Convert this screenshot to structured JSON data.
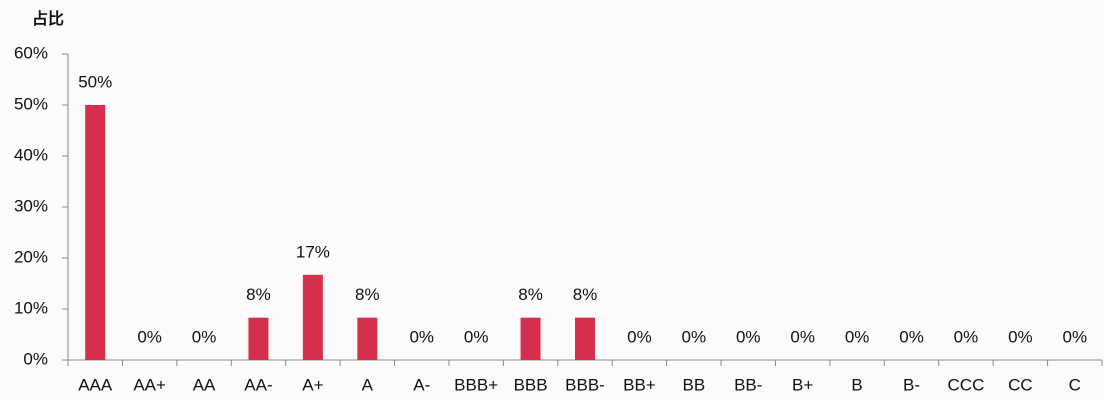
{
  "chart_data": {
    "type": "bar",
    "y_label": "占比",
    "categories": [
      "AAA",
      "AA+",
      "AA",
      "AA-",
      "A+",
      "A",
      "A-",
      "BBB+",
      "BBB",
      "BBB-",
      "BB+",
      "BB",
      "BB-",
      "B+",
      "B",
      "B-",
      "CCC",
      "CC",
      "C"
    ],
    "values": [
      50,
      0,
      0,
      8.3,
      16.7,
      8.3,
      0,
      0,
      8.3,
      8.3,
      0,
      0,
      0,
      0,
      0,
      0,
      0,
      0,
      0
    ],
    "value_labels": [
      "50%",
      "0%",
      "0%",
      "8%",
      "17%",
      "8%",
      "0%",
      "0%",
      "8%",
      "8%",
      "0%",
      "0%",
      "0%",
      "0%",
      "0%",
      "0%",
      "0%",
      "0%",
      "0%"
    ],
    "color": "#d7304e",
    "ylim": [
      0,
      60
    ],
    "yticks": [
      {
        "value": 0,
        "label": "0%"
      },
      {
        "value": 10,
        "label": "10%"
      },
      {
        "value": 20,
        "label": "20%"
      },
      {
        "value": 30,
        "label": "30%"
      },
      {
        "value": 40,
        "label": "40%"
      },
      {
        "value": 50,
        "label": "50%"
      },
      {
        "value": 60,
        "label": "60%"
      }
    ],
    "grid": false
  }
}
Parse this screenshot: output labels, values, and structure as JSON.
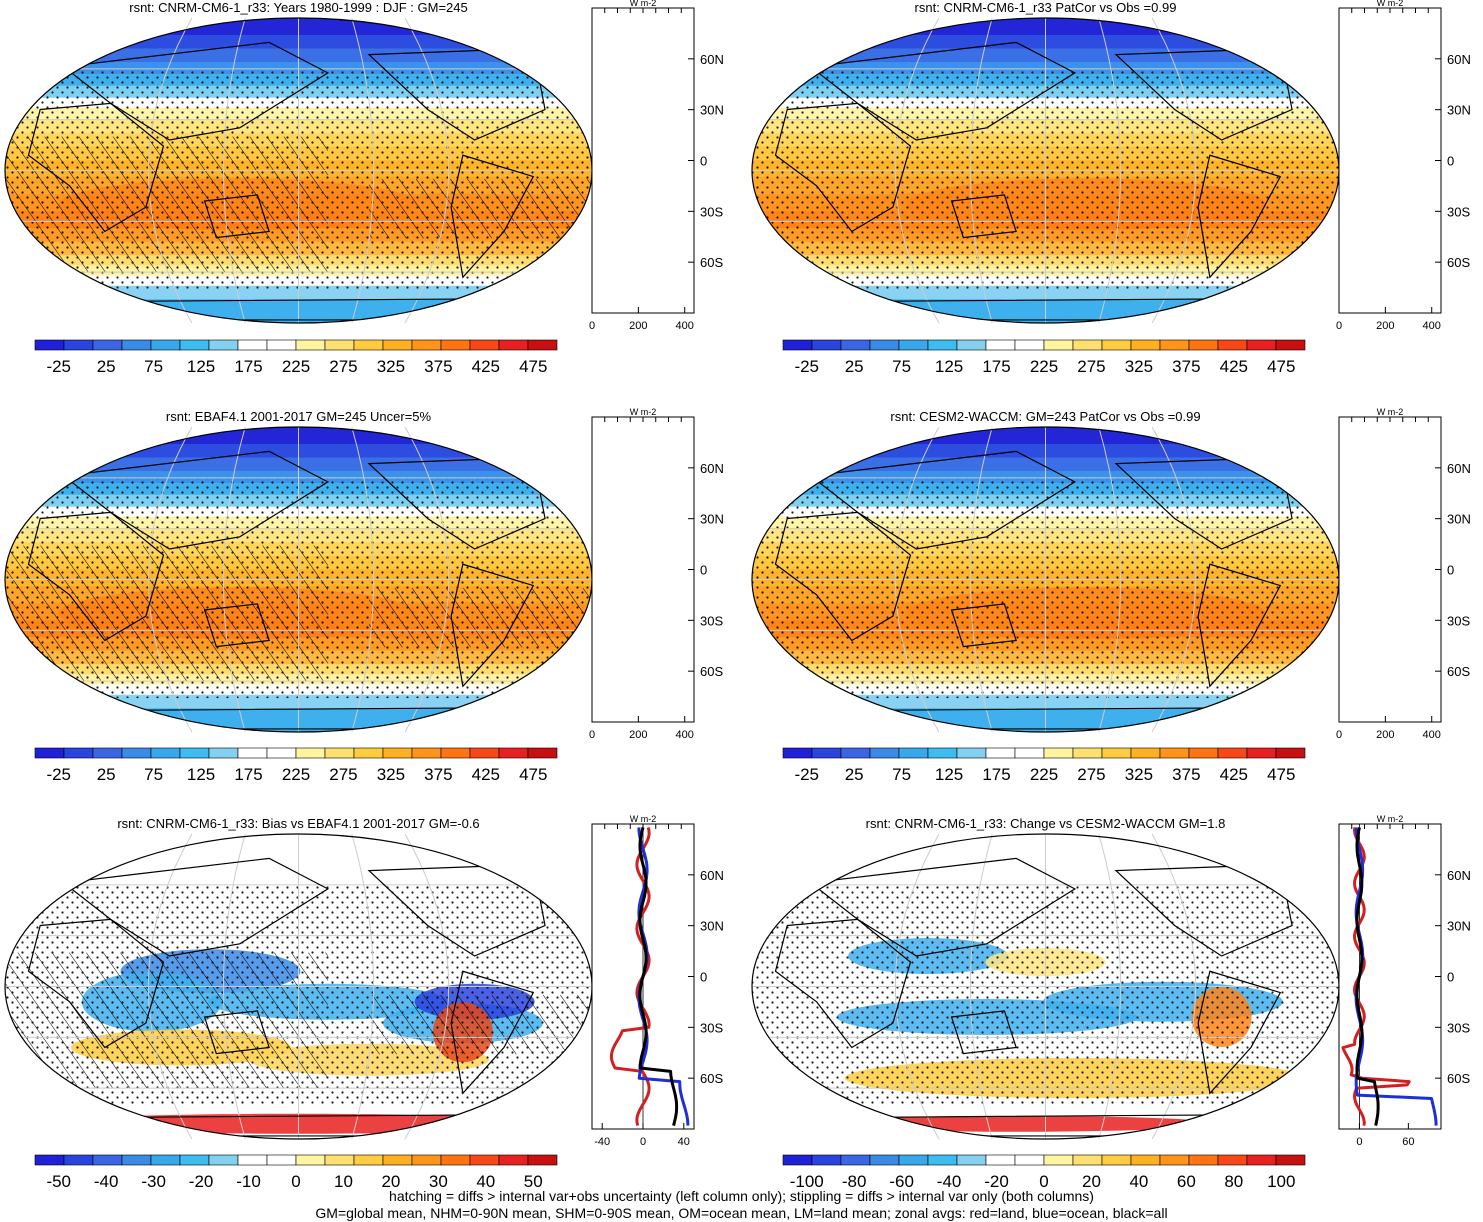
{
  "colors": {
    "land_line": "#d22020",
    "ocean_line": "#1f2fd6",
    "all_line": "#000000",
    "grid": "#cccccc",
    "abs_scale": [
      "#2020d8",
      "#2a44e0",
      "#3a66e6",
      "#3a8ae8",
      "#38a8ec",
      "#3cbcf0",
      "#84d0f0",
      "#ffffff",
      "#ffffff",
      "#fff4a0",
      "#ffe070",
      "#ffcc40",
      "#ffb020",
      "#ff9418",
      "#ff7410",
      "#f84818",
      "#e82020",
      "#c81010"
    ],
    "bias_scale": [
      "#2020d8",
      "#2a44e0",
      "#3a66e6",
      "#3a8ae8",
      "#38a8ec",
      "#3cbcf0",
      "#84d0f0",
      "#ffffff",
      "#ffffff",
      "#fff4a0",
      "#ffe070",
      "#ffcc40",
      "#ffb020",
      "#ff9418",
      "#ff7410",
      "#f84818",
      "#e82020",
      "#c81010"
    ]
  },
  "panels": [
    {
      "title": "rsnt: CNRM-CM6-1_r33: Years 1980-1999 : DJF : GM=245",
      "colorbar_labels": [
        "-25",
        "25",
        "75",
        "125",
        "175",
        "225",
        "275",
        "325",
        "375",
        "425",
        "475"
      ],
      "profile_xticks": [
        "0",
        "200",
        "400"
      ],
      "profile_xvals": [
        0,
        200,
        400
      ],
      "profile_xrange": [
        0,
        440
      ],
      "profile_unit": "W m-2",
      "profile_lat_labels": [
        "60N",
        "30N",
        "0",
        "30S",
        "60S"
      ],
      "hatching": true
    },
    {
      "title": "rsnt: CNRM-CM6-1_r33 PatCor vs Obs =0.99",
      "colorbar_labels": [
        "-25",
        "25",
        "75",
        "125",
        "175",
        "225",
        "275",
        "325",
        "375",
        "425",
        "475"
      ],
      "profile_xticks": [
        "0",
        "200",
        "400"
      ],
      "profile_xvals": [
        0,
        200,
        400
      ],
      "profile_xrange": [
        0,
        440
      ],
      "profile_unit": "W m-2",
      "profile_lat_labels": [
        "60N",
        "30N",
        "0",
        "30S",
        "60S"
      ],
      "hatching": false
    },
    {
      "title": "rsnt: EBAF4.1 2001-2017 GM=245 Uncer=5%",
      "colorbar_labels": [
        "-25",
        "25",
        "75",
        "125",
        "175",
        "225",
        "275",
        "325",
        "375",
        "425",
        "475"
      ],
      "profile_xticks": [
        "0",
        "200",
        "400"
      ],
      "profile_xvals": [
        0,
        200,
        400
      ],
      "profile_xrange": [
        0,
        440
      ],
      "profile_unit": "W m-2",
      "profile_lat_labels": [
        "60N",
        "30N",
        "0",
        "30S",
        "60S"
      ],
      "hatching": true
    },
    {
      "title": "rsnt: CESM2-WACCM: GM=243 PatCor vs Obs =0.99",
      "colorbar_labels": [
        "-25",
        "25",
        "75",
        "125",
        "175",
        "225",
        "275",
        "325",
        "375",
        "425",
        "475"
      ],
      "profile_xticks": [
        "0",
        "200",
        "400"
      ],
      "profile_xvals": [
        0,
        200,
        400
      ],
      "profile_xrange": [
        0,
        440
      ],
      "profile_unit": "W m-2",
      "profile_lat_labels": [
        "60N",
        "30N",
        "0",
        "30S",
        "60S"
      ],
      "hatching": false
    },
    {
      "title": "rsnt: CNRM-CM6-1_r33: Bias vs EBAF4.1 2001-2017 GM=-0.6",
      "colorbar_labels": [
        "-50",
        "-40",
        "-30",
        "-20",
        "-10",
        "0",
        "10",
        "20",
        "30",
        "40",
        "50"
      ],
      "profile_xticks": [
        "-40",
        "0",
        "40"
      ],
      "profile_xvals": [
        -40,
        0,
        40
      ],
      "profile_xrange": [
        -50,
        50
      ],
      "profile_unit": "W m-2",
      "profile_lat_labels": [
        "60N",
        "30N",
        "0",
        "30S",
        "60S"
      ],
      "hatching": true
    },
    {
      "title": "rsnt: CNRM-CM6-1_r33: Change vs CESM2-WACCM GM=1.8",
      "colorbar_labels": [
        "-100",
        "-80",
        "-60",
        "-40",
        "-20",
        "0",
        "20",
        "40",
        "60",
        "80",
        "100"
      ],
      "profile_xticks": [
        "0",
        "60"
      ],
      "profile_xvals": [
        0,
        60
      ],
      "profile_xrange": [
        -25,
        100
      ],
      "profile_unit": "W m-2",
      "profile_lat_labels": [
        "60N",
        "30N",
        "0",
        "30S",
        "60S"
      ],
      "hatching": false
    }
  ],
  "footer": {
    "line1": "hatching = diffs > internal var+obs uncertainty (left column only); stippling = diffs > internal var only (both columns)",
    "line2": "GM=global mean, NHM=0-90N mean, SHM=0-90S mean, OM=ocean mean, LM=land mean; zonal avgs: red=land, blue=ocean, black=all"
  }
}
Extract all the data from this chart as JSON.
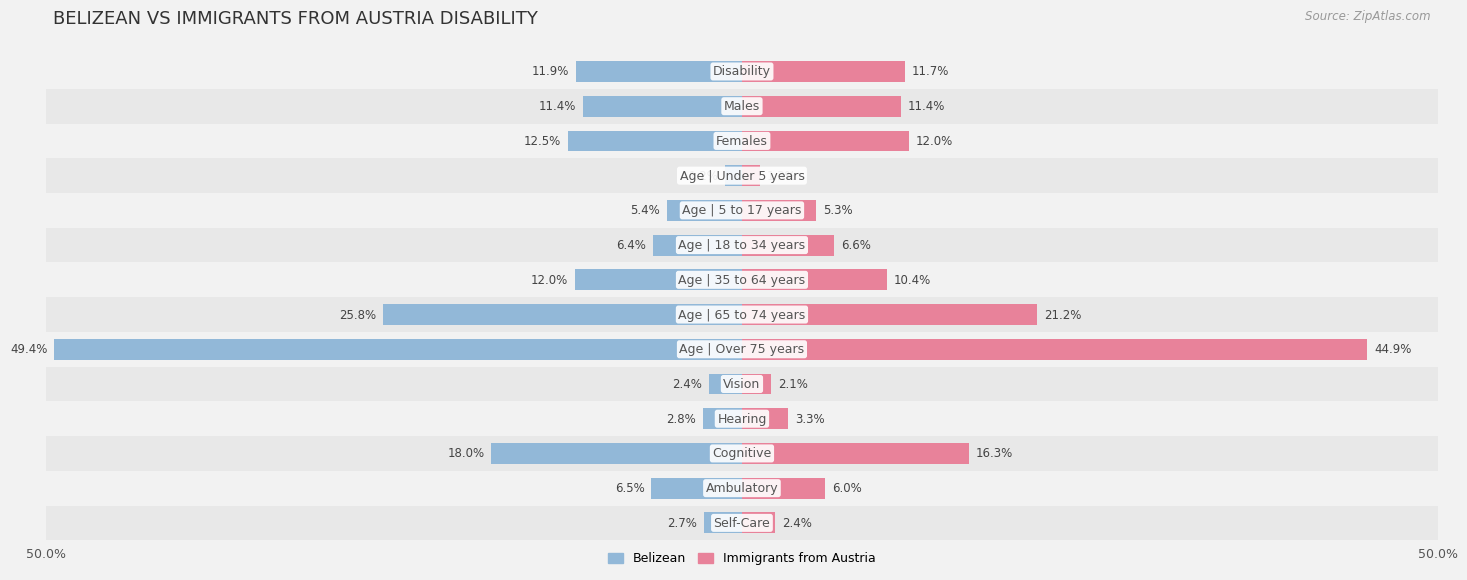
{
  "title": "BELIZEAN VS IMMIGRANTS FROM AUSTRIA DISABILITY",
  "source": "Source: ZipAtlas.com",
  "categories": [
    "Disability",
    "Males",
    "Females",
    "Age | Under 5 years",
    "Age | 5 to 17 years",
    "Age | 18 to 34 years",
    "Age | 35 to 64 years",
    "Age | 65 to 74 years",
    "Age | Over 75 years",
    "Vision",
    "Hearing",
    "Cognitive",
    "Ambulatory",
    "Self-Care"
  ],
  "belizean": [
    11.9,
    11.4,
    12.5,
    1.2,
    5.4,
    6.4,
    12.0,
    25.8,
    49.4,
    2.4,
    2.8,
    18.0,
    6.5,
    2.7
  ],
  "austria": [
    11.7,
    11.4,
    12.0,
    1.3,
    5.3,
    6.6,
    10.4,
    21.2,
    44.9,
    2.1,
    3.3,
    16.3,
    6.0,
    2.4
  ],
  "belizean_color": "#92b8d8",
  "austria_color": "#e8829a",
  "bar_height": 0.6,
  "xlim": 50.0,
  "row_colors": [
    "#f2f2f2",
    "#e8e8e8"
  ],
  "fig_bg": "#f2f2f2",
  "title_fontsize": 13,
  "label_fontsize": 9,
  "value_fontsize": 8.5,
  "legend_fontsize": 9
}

-=-=-=-=-

Leave the pictures out and output the rest of the listing exactly.

Convert this screenshot to structured JSON data.
{
  "chart_data": {
    "type": "bar",
    "y_label": "占比",
    "categories": [
      "AAA",
      "AA+",
      "AA",
      "AA-",
      "A+",
      "A",
      "A-",
      "BBB+",
      "BBB",
      "BBB-",
      "BB+",
      "BB",
      "BB-",
      "B+",
      "B",
      "B-",
      "CCC",
      "CC",
      "C"
    ],
    "values": [
      50,
      0,
      0,
      8.3,
      16.7,
      8.3,
      0,
      0,
      8.3,
      8.3,
      0,
      0,
      0,
      0,
      0,
      0,
      0,
      0,
      0
    ],
    "value_labels": [
      "50%",
      "0%",
      "0%",
      "8%",
      "17%",
      "8%",
      "0%",
      "0%",
      "8%",
      "8%",
      "0%",
      "0%",
      "0%",
      "0%",
      "0%",
      "0%",
      "0%",
      "0%",
      "0%"
    ],
    "color": "#d7304e",
    "ylim": [
      0,
      60
    ],
    "yticks": [
      {
        "value": 0,
        "label": "0%"
      },
      {
        "value": 10,
        "label": "10%"
      },
      {
        "value": 20,
        "label": "20%"
      },
      {
        "value": 30,
        "label": "30%"
      },
      {
        "value": 40,
        "label": "40%"
      },
      {
        "value": 50,
        "label": "50%"
      },
      {
        "value": 60,
        "label": "60%"
      }
    ],
    "grid": false
  }
}
Parse this screenshot: output labels, values, and structure as JSON.
{
  "colors": {
    "land_line": "#d22020",
    "ocean_line": "#1f2fd6",
    "all_line": "#000000",
    "grid": "#cccccc",
    "abs_scale": [
      "#2020d8",
      "#2a44e0",
      "#3a66e6",
      "#3a8ae8",
      "#38a8ec",
      "#3cbcf0",
      "#84d0f0",
      "#ffffff",
      "#ffffff",
      "#fff4a0",
      "#ffe070",
      "#ffcc40",
      "#ffb020",
      "#ff9418",
      "#ff7410",
      "#f84818",
      "#e82020",
      "#c81010"
    ],
    "bias_scale": [
      "#2020d8",
      "#2a44e0",
      "#3a66e6",
      "#3a8ae8",
      "#38a8ec",
      "#3cbcf0",
      "#84d0f0",
      "#ffffff",
      "#ffffff",
      "#fff4a0",
      "#ffe070",
      "#ffcc40",
      "#ffb020",
      "#ff9418",
      "#ff7410",
      "#f84818",
      "#e82020",
      "#c81010"
    ]
  },
  "panels": [
    {
      "title": "rsnt: CNRM-CM6-1_r33: Years 1980-1999 : DJF : GM=245",
      "colorbar_labels": [
        "-25",
        "25",
        "75",
        "125",
        "175",
        "225",
        "275",
        "325",
        "375",
        "425",
        "475"
      ],
      "profile_xticks": [
        "0",
        "200",
        "400"
      ],
      "profile_xvals": [
        0,
        200,
        400
      ],
      "profile_xrange": [
        0,
        440
      ],
      "profile_unit": "W m-2",
      "profile_lat_labels": [
        "60N",
        "30N",
        "0",
        "30S",
        "60S"
      ],
      "hatching": true
    },
    {
      "title": "rsnt: CNRM-CM6-1_r33 PatCor vs Obs =0.99",
      "colorbar_labels": [
        "-25",
        "25",
        "75",
        "125",
        "175",
        "225",
        "275",
        "325",
        "375",
        "425",
        "475"
      ],
      "profile_xticks": [
        "0",
        "200",
        "400"
      ],
      "profile_xvals": [
        0,
        200,
        400
      ],
      "profile_xrange": [
        0,
        440
      ],
      "profile_unit": "W m-2",
      "profile_lat_labels": [
        "60N",
        "30N",
        "0",
        "30S",
        "60S"
      ],
      "hatching": false
    },
    {
      "title": "rsnt: EBAF4.1 2001-2017 GM=245 Uncer=5%",
      "colorbar_labels": [
        "-25",
        "25",
        "75",
        "125",
        "175",
        "225",
        "275",
        "325",
        "375",
        "425",
        "475"
      ],
      "profile_xticks": [
        "0",
        "200",
        "400"
      ],
      "profile_xvals": [
        0,
        200,
        400
      ],
      "profile_xrange": [
        0,
        440
      ],
      "profile_unit": "W m-2",
      "profile_lat_labels": [
        "60N",
        "30N",
        "0",
        "30S",
        "60S"
      ],
      "hatching": true
    },
    {
      "title": "rsnt: CESM2-WACCM: GM=243 PatCor vs Obs =0.99",
      "colorbar_labels": [
        "-25",
        "25",
        "75",
        "125",
        "175",
        "225",
        "275",
        "325",
        "375",
        "425",
        "475"
      ],
      "profile_xticks": [
        "0",
        "200",
        "400"
      ],
      "profile_xvals": [
        0,
        200,
        400
      ],
      "profile_xrange": [
        0,
        440
      ],
      "profile_unit": "W m-2",
      "profile_lat_labels": [
        "60N",
        "30N",
        "0",
        "30S",
        "60S"
      ],
      "hatching": false
    },
    {
      "title": "rsnt: CNRM-CM6-1_r33: Bias vs EBAF4.1 2001-2017 GM=-0.6",
      "colorbar_labels": [
        "-50",
        "-40",
        "-30",
        "-20",
        "-10",
        "0",
        "10",
        "20",
        "30",
        "40",
        "50"
      ],
      "profile_xticks": [
        "-40",
        "0",
        "40"
      ],
      "profile_xvals": [
        -40,
        0,
        40
      ],
      "profile_xrange": [
        -50,
        50
      ],
      "profile_unit": "W m-2",
      "profile_lat_labels": [
        "60N",
        "30N",
        "0",
        "30S",
        "60S"
      ],
      "hatching": true
    },
    {
      "title": "rsnt: CNRM-CM6-1_r33: Change vs CESM2-WACCM GM=1.8",
      "colorbar_labels": [
        "-100",
        "-80",
        "-60",
        "-40",
        "-20",
        "0",
        "20",
        "40",
        "60",
        "80",
        "100"
      ],
      "profile_xticks": [
        "0",
        "60"
      ],
      "profile_xvals": [
        0,
        60
      ],
      "profile_xrange": [
        -25,
        100
      ],
      "profile_unit": "W m-2",
      "profile_lat_labels": [
        "60N",
        "30N",
        "0",
        "30S",
        "60S"
      ],
      "hatching": false
    }
  ],
  "footer": {
    "line1": "hatching = diffs > internal var+obs uncertainty (left column only); stippling = diffs > internal var only (both columns)",
    "line2": "GM=global mean, NHM=0-90N mean, SHM=0-90S mean, OM=ocean mean, LM=land mean; zonal avgs: red=land, blue=ocean, black=all"
  }
}
Extract all the data from this chart as JSON.
{
  "title": "BELIZEAN VS IMMIGRANTS FROM AUSTRIA DISABILITY",
  "source": "Source: ZipAtlas.com",
  "categories": [
    "Disability",
    "Males",
    "Females",
    "Age | Under 5 years",
    "Age | 5 to 17 years",
    "Age | 18 to 34 years",
    "Age | 35 to 64 years",
    "Age | 65 to 74 years",
    "Age | Over 75 years",
    "Vision",
    "Hearing",
    "Cognitive",
    "Ambulatory",
    "Self-Care"
  ],
  "belizean": [
    11.9,
    11.4,
    12.5,
    1.2,
    5.4,
    6.4,
    12.0,
    25.8,
    49.4,
    2.4,
    2.8,
    18.0,
    6.5,
    2.7
  ],
  "austria": [
    11.7,
    11.4,
    12.0,
    1.3,
    5.3,
    6.6,
    10.4,
    21.2,
    44.9,
    2.1,
    3.3,
    16.3,
    6.0,
    2.4
  ],
  "belizean_color": "#92b8d8",
  "austria_color": "#e8829a",
  "bar_height": 0.6,
  "xlim": 50.0,
  "row_colors": [
    "#f2f2f2",
    "#e8e8e8"
  ],
  "fig_bg": "#f2f2f2",
  "title_fontsize": 13,
  "label_fontsize": 9,
  "value_fontsize": 8.5,
  "legend_fontsize": 9
}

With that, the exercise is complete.